Out of the lines in this data, how many include "mang"? Give the number and nothing else.

* Data rows:
** BEGIN **

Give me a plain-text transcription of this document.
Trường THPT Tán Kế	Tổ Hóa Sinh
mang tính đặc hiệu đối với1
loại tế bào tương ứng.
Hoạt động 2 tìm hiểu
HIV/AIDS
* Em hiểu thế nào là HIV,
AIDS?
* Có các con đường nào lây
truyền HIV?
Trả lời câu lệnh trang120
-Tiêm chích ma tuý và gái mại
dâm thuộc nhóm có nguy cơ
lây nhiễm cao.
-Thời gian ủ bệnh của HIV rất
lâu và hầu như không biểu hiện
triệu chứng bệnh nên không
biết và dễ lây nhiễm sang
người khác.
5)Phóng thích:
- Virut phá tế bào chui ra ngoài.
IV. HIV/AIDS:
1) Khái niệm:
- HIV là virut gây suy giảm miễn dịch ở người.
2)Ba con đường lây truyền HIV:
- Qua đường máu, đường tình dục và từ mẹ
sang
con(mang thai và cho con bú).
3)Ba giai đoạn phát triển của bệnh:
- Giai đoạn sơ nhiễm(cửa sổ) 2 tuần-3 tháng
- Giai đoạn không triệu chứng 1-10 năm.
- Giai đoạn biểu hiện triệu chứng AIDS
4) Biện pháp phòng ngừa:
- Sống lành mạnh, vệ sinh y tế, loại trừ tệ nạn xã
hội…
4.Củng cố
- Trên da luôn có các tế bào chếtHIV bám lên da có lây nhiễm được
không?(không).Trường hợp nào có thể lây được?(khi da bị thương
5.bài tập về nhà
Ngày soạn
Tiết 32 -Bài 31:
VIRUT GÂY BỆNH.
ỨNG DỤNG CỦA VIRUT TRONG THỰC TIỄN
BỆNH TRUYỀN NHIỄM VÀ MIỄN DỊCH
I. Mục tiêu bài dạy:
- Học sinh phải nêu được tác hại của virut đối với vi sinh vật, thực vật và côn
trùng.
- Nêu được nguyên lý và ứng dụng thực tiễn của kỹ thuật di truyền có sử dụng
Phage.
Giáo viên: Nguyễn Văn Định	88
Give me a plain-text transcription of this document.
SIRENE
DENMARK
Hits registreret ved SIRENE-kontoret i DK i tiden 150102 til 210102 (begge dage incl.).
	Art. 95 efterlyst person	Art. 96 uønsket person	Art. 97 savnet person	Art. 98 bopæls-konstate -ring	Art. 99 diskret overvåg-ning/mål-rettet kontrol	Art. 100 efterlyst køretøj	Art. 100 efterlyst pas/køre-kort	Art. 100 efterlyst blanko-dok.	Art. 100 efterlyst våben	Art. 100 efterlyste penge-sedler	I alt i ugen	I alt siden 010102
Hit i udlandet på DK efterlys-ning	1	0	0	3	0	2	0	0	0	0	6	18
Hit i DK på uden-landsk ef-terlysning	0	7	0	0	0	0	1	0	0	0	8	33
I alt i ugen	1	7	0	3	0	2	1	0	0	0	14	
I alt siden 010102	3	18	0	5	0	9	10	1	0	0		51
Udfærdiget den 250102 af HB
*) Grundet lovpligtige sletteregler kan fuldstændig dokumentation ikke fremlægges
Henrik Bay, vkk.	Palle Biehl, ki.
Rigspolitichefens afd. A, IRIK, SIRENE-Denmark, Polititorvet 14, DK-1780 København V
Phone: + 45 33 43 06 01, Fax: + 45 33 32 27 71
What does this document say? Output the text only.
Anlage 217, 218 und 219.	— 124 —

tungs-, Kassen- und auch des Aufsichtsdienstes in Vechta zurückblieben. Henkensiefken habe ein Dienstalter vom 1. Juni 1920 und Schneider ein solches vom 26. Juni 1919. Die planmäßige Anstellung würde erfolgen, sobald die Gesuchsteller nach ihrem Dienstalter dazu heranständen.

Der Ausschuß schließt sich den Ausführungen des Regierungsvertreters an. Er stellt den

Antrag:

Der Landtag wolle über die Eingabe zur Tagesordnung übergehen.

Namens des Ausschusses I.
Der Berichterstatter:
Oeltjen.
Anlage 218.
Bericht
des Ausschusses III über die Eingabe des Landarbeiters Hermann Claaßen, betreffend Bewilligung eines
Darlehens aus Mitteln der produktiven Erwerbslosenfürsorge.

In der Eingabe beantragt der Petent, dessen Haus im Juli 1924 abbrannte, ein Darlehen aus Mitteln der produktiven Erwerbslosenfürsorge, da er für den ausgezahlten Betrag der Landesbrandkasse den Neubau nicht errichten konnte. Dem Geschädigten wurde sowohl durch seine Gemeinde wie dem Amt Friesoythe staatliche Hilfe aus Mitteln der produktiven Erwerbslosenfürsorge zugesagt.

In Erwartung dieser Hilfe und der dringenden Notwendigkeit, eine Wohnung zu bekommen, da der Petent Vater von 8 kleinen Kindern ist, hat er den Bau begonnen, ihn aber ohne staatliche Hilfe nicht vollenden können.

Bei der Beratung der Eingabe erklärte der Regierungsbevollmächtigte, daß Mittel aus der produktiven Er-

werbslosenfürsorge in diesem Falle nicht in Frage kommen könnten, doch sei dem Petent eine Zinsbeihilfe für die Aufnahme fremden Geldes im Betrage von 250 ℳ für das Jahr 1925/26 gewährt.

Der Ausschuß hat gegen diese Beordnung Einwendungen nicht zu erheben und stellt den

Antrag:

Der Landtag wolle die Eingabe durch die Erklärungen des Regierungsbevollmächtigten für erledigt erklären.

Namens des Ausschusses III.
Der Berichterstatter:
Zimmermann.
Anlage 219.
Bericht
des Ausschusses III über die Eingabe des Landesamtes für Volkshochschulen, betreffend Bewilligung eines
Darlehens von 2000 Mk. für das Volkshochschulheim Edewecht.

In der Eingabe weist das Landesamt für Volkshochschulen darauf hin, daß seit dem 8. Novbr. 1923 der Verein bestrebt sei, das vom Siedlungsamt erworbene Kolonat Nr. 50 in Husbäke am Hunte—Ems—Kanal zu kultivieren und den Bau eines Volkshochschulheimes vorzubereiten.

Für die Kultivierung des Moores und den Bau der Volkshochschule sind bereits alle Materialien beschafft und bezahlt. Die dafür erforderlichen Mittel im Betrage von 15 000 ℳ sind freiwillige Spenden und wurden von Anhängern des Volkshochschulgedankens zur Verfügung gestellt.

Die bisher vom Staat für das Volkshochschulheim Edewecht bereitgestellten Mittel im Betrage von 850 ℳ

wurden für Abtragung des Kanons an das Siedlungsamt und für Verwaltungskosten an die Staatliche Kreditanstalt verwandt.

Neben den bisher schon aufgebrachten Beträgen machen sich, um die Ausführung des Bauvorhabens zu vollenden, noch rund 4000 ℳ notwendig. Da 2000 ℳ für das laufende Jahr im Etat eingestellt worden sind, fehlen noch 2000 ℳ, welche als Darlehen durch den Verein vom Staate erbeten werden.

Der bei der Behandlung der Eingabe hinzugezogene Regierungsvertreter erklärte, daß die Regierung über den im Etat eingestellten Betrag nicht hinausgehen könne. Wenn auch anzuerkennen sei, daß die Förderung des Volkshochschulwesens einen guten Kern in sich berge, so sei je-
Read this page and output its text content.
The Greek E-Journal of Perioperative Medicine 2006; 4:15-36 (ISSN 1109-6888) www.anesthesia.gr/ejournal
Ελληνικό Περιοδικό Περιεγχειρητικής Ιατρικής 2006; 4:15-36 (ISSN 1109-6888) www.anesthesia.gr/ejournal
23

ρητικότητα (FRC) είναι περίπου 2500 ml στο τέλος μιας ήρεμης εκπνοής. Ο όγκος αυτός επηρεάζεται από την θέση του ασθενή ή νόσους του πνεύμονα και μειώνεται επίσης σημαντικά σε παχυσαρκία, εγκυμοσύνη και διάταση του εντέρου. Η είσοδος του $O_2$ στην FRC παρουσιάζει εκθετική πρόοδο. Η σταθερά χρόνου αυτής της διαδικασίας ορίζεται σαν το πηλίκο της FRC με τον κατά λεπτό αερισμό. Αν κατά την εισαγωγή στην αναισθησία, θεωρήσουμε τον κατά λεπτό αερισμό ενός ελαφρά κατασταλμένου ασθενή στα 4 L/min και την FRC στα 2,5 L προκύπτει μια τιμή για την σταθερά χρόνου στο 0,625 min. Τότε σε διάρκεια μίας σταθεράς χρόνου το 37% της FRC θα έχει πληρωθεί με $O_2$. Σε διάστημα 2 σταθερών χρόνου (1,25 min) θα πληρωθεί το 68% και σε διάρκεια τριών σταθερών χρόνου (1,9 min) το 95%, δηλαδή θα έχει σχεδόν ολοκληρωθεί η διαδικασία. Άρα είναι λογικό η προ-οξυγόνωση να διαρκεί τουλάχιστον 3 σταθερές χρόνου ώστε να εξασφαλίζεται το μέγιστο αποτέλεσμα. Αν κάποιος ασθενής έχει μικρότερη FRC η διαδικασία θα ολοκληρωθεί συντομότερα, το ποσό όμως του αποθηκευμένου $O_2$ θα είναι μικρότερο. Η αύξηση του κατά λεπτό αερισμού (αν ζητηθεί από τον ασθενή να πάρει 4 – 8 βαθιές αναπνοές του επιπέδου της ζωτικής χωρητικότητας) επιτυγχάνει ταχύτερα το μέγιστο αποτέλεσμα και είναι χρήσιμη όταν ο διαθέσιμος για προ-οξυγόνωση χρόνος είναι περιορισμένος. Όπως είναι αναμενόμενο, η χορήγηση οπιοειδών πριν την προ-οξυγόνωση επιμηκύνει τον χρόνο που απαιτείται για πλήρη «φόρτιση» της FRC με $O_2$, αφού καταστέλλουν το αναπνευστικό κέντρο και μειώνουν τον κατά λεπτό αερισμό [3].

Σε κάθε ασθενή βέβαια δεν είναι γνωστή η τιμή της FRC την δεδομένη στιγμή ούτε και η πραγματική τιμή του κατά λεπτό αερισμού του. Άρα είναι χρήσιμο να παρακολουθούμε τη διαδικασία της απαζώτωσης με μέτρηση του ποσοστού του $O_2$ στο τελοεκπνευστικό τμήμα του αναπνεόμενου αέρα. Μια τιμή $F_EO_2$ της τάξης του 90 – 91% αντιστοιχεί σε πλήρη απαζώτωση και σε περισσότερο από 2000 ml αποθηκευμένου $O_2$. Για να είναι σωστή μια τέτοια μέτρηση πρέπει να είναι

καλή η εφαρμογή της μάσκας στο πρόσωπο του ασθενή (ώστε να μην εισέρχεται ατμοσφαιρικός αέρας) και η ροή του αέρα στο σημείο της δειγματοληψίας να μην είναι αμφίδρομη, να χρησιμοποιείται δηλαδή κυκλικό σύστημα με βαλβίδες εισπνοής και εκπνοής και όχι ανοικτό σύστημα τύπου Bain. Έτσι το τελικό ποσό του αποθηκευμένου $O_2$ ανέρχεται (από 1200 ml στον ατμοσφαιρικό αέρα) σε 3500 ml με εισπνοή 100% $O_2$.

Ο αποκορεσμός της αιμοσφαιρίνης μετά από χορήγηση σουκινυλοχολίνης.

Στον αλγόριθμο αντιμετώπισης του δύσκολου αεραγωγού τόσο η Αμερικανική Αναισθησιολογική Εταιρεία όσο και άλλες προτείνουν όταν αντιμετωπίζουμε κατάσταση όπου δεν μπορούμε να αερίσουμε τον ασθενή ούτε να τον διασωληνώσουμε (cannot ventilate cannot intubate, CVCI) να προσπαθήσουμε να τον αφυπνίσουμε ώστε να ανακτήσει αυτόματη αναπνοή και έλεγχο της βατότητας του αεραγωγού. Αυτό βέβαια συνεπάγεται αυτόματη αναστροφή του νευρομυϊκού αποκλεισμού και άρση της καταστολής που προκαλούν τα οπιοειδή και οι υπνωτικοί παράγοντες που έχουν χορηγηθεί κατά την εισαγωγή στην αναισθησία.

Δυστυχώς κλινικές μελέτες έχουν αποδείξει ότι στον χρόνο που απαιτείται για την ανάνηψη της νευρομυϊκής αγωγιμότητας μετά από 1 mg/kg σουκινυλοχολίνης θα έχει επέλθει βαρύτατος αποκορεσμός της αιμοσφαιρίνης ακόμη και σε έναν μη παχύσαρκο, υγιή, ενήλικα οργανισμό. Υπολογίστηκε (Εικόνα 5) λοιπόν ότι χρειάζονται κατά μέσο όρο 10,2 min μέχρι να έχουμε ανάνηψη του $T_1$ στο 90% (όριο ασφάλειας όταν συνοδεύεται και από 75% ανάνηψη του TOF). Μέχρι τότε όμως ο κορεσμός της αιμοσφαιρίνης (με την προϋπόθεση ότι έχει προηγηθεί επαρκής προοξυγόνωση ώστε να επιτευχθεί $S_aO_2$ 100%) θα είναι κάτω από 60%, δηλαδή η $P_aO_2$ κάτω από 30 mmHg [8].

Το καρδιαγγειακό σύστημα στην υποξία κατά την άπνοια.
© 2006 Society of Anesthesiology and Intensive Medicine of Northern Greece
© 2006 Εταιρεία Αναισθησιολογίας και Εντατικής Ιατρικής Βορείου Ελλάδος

** END **

* Completed task: 2